Extracted records:
◇ ◇ ◇ ◇ ◇ ◇ ◇

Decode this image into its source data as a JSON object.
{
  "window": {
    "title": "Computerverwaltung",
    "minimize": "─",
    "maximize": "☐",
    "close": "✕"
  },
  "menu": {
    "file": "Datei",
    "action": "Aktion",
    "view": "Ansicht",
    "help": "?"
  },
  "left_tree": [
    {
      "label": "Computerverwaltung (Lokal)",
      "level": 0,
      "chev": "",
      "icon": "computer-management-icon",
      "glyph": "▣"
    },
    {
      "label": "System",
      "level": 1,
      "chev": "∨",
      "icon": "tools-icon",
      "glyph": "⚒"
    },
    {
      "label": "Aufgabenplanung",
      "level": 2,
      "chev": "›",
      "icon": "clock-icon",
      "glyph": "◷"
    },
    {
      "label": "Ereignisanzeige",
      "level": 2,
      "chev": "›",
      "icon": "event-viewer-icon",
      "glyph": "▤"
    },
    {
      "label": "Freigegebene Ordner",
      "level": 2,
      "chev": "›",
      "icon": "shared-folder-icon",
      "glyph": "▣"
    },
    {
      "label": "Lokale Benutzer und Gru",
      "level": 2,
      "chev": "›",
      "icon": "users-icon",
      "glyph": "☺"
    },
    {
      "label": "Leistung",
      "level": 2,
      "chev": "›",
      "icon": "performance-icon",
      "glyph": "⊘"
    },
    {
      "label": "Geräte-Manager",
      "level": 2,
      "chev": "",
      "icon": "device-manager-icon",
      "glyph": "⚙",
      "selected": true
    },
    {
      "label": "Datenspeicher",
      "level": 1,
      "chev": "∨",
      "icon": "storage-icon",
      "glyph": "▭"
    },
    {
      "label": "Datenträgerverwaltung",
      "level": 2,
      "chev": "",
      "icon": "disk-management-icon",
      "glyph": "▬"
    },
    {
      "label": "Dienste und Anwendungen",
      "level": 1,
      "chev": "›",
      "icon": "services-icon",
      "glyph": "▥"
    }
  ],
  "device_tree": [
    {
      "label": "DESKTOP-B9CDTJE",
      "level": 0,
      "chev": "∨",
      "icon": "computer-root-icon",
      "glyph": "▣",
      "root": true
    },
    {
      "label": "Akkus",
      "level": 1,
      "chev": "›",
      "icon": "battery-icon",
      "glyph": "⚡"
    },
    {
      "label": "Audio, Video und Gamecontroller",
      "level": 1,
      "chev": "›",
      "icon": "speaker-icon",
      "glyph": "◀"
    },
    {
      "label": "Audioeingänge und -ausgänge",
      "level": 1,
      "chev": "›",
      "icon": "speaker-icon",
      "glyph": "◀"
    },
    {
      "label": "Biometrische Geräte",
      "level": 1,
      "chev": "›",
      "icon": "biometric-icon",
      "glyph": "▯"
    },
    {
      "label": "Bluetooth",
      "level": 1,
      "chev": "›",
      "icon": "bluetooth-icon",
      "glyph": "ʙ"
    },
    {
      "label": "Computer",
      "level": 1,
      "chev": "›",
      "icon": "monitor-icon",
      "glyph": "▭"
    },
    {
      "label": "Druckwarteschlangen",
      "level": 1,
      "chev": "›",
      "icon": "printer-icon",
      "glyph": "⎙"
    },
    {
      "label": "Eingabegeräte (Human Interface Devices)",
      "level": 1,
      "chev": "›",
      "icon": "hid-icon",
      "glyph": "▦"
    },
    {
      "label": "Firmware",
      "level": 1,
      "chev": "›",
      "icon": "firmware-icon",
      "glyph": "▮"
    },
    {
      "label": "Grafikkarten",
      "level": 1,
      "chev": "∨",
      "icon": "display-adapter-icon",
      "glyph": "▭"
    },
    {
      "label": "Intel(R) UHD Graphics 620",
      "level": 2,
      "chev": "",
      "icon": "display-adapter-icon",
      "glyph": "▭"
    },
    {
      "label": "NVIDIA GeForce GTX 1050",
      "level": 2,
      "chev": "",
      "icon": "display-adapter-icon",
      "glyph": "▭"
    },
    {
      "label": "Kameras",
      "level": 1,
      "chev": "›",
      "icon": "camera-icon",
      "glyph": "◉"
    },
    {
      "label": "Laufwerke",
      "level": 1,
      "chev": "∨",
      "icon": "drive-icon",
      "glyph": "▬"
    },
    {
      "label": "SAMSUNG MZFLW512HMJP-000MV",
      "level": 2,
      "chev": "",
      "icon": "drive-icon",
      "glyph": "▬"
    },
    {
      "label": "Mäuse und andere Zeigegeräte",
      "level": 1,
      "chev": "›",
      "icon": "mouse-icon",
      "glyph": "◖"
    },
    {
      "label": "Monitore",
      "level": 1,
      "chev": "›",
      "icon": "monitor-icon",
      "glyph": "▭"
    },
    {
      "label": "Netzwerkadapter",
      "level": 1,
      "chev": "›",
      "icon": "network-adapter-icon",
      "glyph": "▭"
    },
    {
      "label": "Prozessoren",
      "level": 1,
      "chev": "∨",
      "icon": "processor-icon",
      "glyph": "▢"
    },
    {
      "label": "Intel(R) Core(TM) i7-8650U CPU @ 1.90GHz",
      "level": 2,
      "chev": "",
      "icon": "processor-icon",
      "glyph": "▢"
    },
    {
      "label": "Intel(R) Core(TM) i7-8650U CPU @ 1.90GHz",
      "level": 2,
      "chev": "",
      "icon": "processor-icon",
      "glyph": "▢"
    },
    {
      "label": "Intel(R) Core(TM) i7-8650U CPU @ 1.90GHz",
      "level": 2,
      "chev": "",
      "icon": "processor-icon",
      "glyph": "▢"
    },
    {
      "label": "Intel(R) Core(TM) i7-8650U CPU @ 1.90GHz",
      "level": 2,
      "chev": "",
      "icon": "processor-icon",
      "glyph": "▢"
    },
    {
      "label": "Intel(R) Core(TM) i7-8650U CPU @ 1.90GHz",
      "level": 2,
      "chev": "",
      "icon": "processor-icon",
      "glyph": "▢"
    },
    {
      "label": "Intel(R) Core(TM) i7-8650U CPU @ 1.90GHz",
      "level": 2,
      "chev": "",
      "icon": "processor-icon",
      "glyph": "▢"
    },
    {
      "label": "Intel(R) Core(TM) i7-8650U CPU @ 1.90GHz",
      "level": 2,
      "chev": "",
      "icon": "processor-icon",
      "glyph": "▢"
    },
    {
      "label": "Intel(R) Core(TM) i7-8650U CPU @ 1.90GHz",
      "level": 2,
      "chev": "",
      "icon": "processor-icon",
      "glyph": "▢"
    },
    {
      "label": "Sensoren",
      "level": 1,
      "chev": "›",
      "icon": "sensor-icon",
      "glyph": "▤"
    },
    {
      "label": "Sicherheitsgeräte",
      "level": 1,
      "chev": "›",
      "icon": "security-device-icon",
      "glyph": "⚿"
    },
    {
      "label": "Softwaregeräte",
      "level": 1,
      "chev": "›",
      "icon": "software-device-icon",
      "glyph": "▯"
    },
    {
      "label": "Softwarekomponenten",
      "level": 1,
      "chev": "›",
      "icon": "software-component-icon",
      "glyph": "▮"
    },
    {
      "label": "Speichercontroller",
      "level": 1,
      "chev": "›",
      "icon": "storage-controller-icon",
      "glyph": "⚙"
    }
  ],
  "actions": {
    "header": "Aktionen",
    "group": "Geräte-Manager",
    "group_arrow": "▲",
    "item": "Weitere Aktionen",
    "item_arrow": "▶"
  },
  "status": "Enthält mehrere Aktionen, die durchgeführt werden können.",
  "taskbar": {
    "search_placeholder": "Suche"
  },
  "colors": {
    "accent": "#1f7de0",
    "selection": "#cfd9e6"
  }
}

◇ ◇ ◇ ◇ ◇ ◇ ◇

Scan the listing above. Gather each line that contains the word "Aktionen".

The response -
    "header": "Aktionen",
    "item": "Weitere Aktionen",
  "status": "Enthält mehrere Aktionen, die durchgeführt werden können.",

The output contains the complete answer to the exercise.